▸ **Exercise prompt**
Copy each line below that contains "denn".

<<<<

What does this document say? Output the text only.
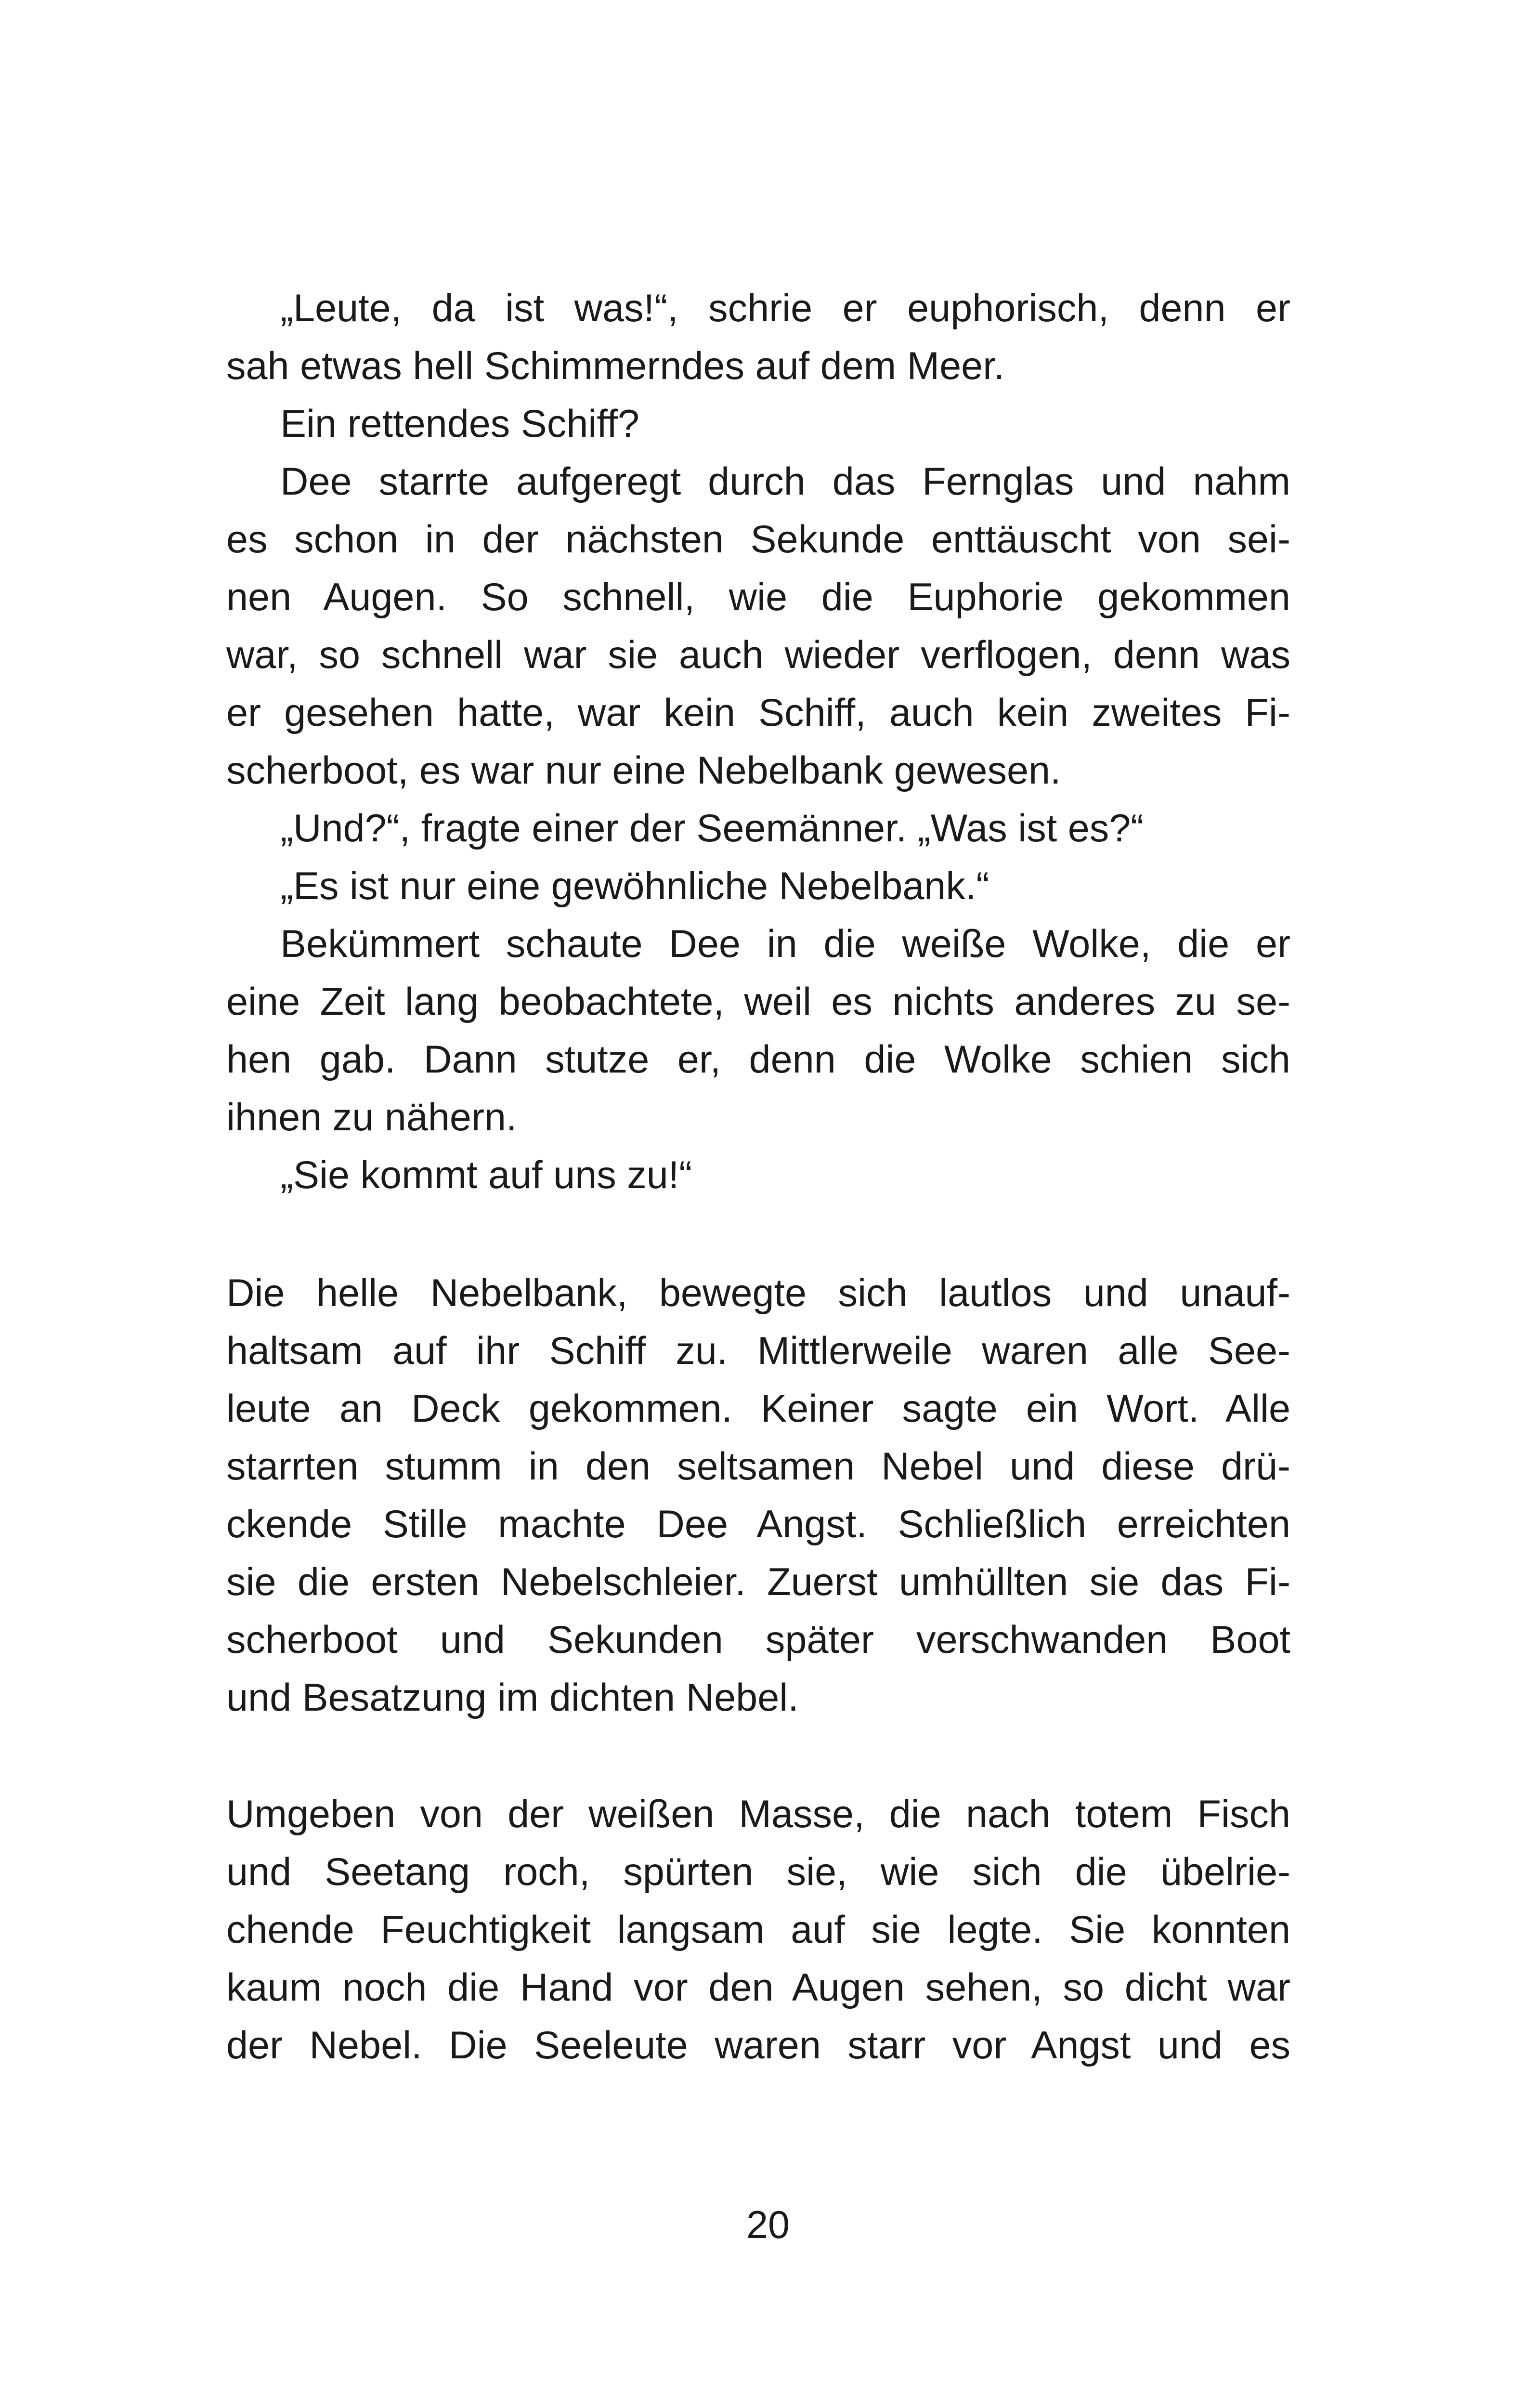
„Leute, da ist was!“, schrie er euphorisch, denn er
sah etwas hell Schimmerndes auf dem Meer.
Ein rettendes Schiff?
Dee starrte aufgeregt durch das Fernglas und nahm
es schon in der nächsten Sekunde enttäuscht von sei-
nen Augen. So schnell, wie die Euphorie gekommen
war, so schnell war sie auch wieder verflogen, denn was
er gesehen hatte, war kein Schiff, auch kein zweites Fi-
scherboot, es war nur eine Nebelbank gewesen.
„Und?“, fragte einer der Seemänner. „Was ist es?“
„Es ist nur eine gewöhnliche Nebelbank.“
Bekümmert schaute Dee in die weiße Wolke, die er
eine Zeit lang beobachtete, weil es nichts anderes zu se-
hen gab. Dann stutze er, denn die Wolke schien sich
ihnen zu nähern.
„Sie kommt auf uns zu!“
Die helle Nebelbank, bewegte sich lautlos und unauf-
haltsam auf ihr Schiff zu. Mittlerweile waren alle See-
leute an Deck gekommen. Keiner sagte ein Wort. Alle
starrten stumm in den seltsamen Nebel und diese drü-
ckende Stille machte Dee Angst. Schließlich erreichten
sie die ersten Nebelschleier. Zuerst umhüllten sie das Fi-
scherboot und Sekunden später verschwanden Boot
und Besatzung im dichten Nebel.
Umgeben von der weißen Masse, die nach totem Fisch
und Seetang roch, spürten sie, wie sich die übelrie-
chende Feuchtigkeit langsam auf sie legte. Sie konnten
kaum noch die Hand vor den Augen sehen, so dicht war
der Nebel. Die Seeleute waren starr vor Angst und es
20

>>>>
<<<<

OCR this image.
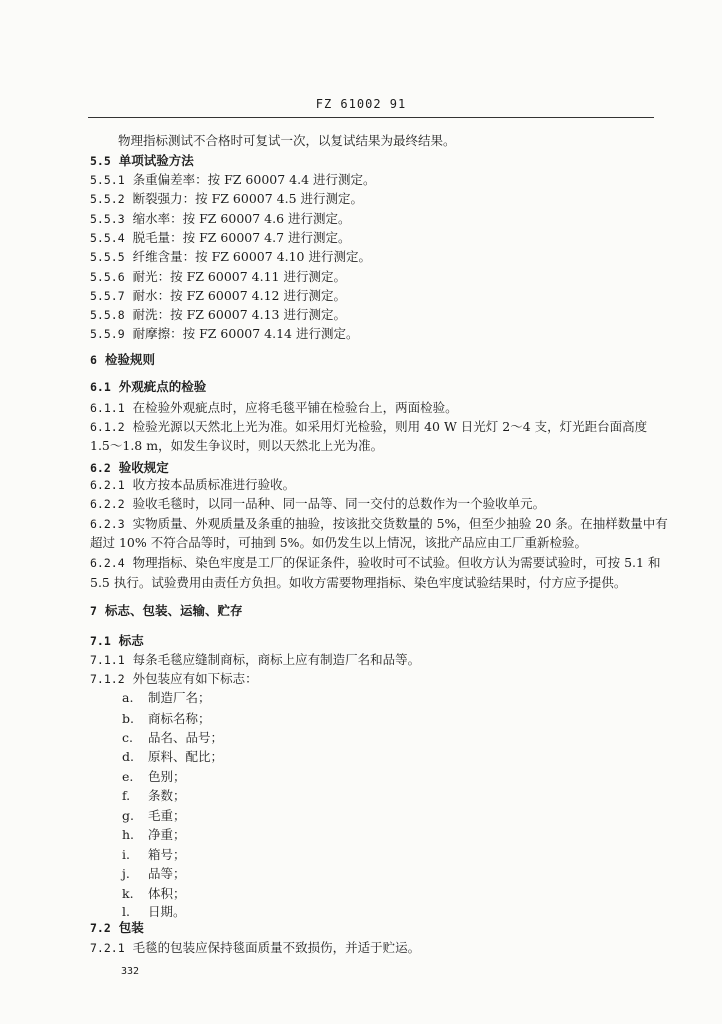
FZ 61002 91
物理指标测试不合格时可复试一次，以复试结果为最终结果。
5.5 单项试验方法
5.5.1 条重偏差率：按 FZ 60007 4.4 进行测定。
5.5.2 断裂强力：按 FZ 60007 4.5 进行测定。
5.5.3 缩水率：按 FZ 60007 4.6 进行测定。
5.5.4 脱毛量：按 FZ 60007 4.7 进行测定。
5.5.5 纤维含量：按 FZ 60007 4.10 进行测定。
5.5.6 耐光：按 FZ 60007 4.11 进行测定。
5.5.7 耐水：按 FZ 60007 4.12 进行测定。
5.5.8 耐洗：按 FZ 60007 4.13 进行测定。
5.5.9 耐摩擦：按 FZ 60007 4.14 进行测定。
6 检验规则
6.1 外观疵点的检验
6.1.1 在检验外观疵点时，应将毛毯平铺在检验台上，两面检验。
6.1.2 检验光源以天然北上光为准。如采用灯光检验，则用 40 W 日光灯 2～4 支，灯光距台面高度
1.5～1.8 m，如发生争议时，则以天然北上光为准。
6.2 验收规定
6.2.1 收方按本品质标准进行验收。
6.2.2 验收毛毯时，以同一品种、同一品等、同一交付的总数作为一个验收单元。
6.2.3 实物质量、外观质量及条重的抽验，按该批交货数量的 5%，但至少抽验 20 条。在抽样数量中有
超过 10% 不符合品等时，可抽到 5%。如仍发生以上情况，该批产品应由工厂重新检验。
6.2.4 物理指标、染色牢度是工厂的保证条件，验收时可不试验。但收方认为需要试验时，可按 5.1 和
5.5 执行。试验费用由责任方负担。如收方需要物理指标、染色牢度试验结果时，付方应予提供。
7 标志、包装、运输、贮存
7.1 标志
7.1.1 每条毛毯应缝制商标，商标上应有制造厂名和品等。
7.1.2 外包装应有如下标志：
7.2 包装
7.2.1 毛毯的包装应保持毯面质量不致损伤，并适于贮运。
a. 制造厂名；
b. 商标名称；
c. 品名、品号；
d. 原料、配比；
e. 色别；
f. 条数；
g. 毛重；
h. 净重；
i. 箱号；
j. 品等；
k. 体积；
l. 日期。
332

>>>>

▸ **Result of this exercise**
„Leute, da ist was!“, schrie er euphorisch, denn er
war, so schnell war sie auch wieder verflogen, denn was
hen gab. Dann stutze er, denn die Wolke schien sich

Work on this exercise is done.